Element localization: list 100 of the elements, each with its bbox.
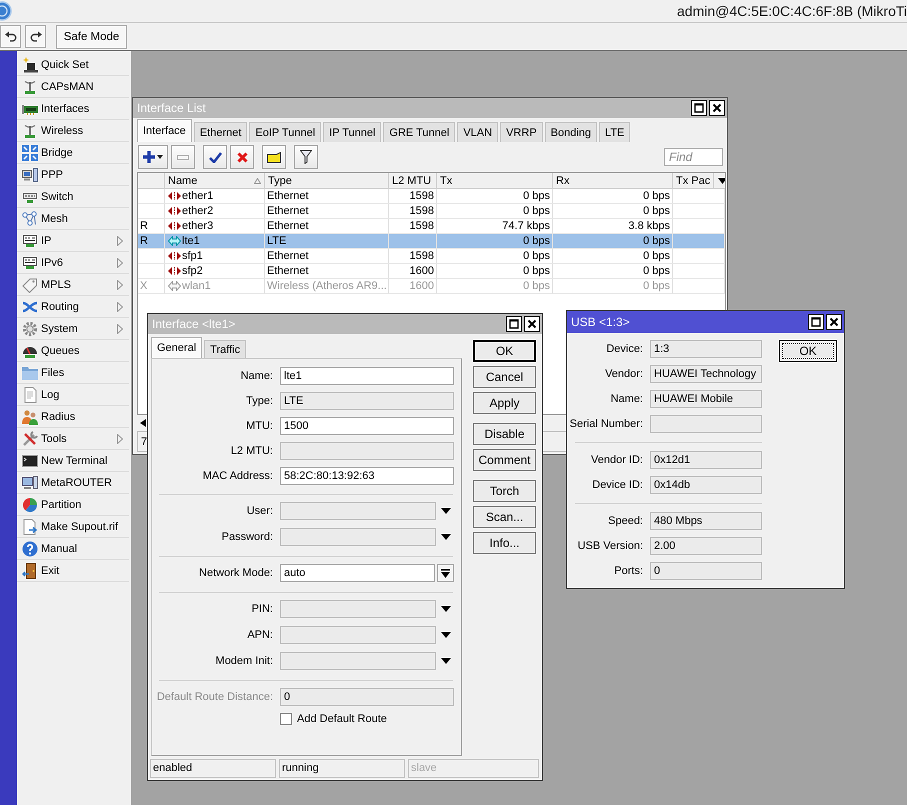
dropdown-arrow-icon[interactable] xyxy=(441,658,451,664)
select-field[interactable]: auto xyxy=(280,564,435,582)
text-field[interactable]: 0x14db xyxy=(650,476,762,494)
tab[interactable]: GRE Tunnel xyxy=(383,122,456,142)
dialog-button[interactable]: Torch xyxy=(473,480,536,502)
column-header[interactable]: Rx xyxy=(553,173,673,189)
combo-field[interactable] xyxy=(280,626,436,644)
tab[interactable]: Interface xyxy=(137,119,192,142)
menu-item[interactable]: Exit xyxy=(17,560,129,582)
table-row[interactable]: ether2 Ethernet 1598 0 bps 0 bps xyxy=(138,204,725,219)
dialog-button[interactable]: Apply xyxy=(473,392,536,414)
tab[interactable]: IP Tunnel xyxy=(323,122,382,142)
menu-item[interactable]: IPv6 xyxy=(17,252,129,274)
table-row[interactable]: ether1 Ethernet 1598 0 bps 0 bps xyxy=(138,189,725,204)
dialog-button[interactable]: Comment xyxy=(473,449,536,471)
menu-item[interactable]: Partition xyxy=(17,494,129,516)
tab[interactable]: EoIP Tunnel xyxy=(249,122,322,142)
add-button[interactable] xyxy=(138,145,168,169)
menu-item[interactable]: MetaROUTER xyxy=(17,472,129,494)
dialog-button[interactable]: Info... xyxy=(473,532,536,554)
disable-button[interactable] xyxy=(230,145,254,169)
dialog-button[interactable]: Scan... xyxy=(473,506,536,528)
tag-icon xyxy=(22,276,38,292)
table-row[interactable]: sfp2 Ethernet 1600 0 bps 0 bps xyxy=(138,264,725,279)
column-header[interactable]: Type xyxy=(265,173,389,189)
dropdown-button[interactable] xyxy=(437,564,454,582)
table-row[interactable]: R lte1 LTE 0 bps 0 bps xyxy=(138,234,725,249)
text-field[interactable]: 1500 xyxy=(280,417,454,435)
combo-field[interactable] xyxy=(280,528,436,546)
menu-item[interactable]: Files xyxy=(17,362,129,384)
tab[interactable]: LTE xyxy=(599,122,630,142)
menu-item[interactable]: Interfaces xyxy=(17,98,129,120)
comment-button[interactable] xyxy=(262,145,286,169)
combo-field[interactable] xyxy=(280,502,436,520)
checkbox[interactable] xyxy=(280,712,292,724)
text-field[interactable]: 1:3 xyxy=(650,340,762,358)
table-row[interactable]: sfp1 Ethernet 1598 0 bps 0 bps xyxy=(138,249,725,264)
tab[interactable]: Traffic xyxy=(204,340,246,358)
menu-item[interactable]: Tools xyxy=(17,428,129,450)
dialog-button[interactable]: Cancel xyxy=(473,366,536,388)
text-field[interactable]: 58:2C:80:13:92:63 xyxy=(280,467,454,485)
dropdown-arrow-icon[interactable] xyxy=(441,508,451,514)
column-header[interactable]: Tx Pac xyxy=(673,173,714,189)
tab[interactable]: Ethernet xyxy=(194,122,248,142)
text-field[interactable]: LTE xyxy=(280,392,454,410)
tab[interactable]: VRRP xyxy=(500,122,543,142)
menu-item[interactable]: Radius xyxy=(17,406,129,428)
text-field[interactable]: 0 xyxy=(650,562,762,580)
menu-item[interactable]: MPLS xyxy=(17,274,129,296)
close-button[interactable] xyxy=(826,314,842,330)
safe-mode-button[interactable]: Safe Mode xyxy=(56,24,127,48)
tab[interactable]: Bonding xyxy=(544,122,598,142)
undo-button[interactable] xyxy=(0,25,21,48)
tab[interactable]: General xyxy=(151,337,202,358)
dialog-button[interactable]: Disable xyxy=(473,423,536,445)
menu-item[interactable]: Log xyxy=(17,384,129,406)
text-field[interactable] xyxy=(280,442,454,460)
close-button[interactable] xyxy=(709,100,725,116)
menu-item[interactable]: Wireless xyxy=(17,120,129,142)
dialog-button[interactable]: OK xyxy=(779,340,837,362)
tab[interactable]: VLAN xyxy=(457,122,498,142)
dropdown-arrow-icon[interactable] xyxy=(441,632,451,638)
antenna-icon xyxy=(22,122,38,138)
menu-item[interactable]: Queues xyxy=(17,340,129,362)
menu-item[interactable]: New Terminal xyxy=(17,450,129,472)
tools-icon xyxy=(22,430,38,446)
text-field[interactable]: 2.00 xyxy=(650,537,762,555)
dropdown-arrow-icon[interactable] xyxy=(441,534,451,540)
redo-button[interactable] xyxy=(25,25,46,48)
dialog-button[interactable]: OK xyxy=(473,340,536,362)
filter-button[interactable] xyxy=(294,145,318,169)
enable-button[interactable] xyxy=(203,145,227,169)
menu-item[interactable]: PPP xyxy=(17,164,129,186)
text-field[interactable]: 0x12d1 xyxy=(650,451,762,469)
menu-item[interactable]: Quick Set xyxy=(17,54,129,76)
menu-item[interactable]: System xyxy=(17,318,129,340)
table-cell: 0 bps xyxy=(553,204,673,219)
menu-item[interactable]: Manual xyxy=(17,538,129,560)
menu-item[interactable]: Mesh xyxy=(17,208,129,230)
text-field[interactable]: HUAWEI Technology xyxy=(650,365,762,383)
menu-item[interactable]: Make Supout.rif xyxy=(17,516,129,538)
combo-field[interactable] xyxy=(280,600,436,618)
text-field[interactable]: HUAWEI Mobile xyxy=(650,390,762,408)
maximize-button[interactable] xyxy=(691,100,707,116)
dropdown-arrow-icon[interactable] xyxy=(441,606,451,612)
text-field[interactable]: lte1 xyxy=(280,367,454,385)
column-header[interactable]: Name xyxy=(165,173,265,189)
menu-item[interactable]: Bridge xyxy=(17,142,129,164)
text-field[interactable]: 480 Mbps xyxy=(650,512,762,530)
menu-item[interactable]: Switch xyxy=(17,186,129,208)
maximize-button[interactable] xyxy=(506,316,522,332)
column-header[interactable]: L2 MTU xyxy=(389,173,437,189)
menu-item[interactable]: Routing xyxy=(17,296,129,318)
close-button[interactable] xyxy=(524,316,540,332)
menu-item[interactable]: CAPsMAN xyxy=(17,76,129,98)
combo-field[interactable] xyxy=(280,652,436,670)
maximize-button[interactable] xyxy=(808,314,824,330)
column-header[interactable]: Tx xyxy=(437,173,553,189)
menu-item[interactable]: IP xyxy=(17,230,129,252)
text-field[interactable] xyxy=(650,415,762,433)
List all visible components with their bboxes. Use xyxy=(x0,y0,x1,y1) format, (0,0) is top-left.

What you will do -> Copy the listing word for word, starting at the line containing "dropdown-arrow-icon[interactable] xyxy=(441,658,451,664)" and ending at the line containing "add-button[interactable] xyxy=(138,145,168,169)".

Right answer ->
dropdown-arrow-icon[interactable] xyxy=(441,658,451,664)
select-field[interactable]: auto xyxy=(280,564,435,582)
text-field[interactable]: 0x14db xyxy=(650,476,762,494)
tab[interactable]: GRE Tunnel xyxy=(383,122,456,142)
dialog-button[interactable]: Torch xyxy=(473,480,536,502)
column-header[interactable]: Rx xyxy=(553,173,673,189)
combo-field[interactable] xyxy=(280,626,436,644)
tab[interactable]: Interface xyxy=(137,119,192,142)
menu-item[interactable]: Exit xyxy=(17,560,129,582)
table-row[interactable]: ether2 Ethernet 1598 0 bps 0 bps xyxy=(138,204,725,219)
dialog-button[interactable]: Apply xyxy=(473,392,536,414)
tab[interactable]: IP Tunnel xyxy=(323,122,382,142)
menu-item[interactable]: IPv6 xyxy=(17,252,129,274)
table-row[interactable]: ether1 Ethernet 1598 0 bps 0 bps xyxy=(138,189,725,204)
dialog-button[interactable]: Comment xyxy=(473,449,536,471)
menu-item[interactable]: Partition xyxy=(17,494,129,516)
tab[interactable]: EoIP Tunnel xyxy=(249,122,322,142)
add-button[interactable] xyxy=(138,145,168,169)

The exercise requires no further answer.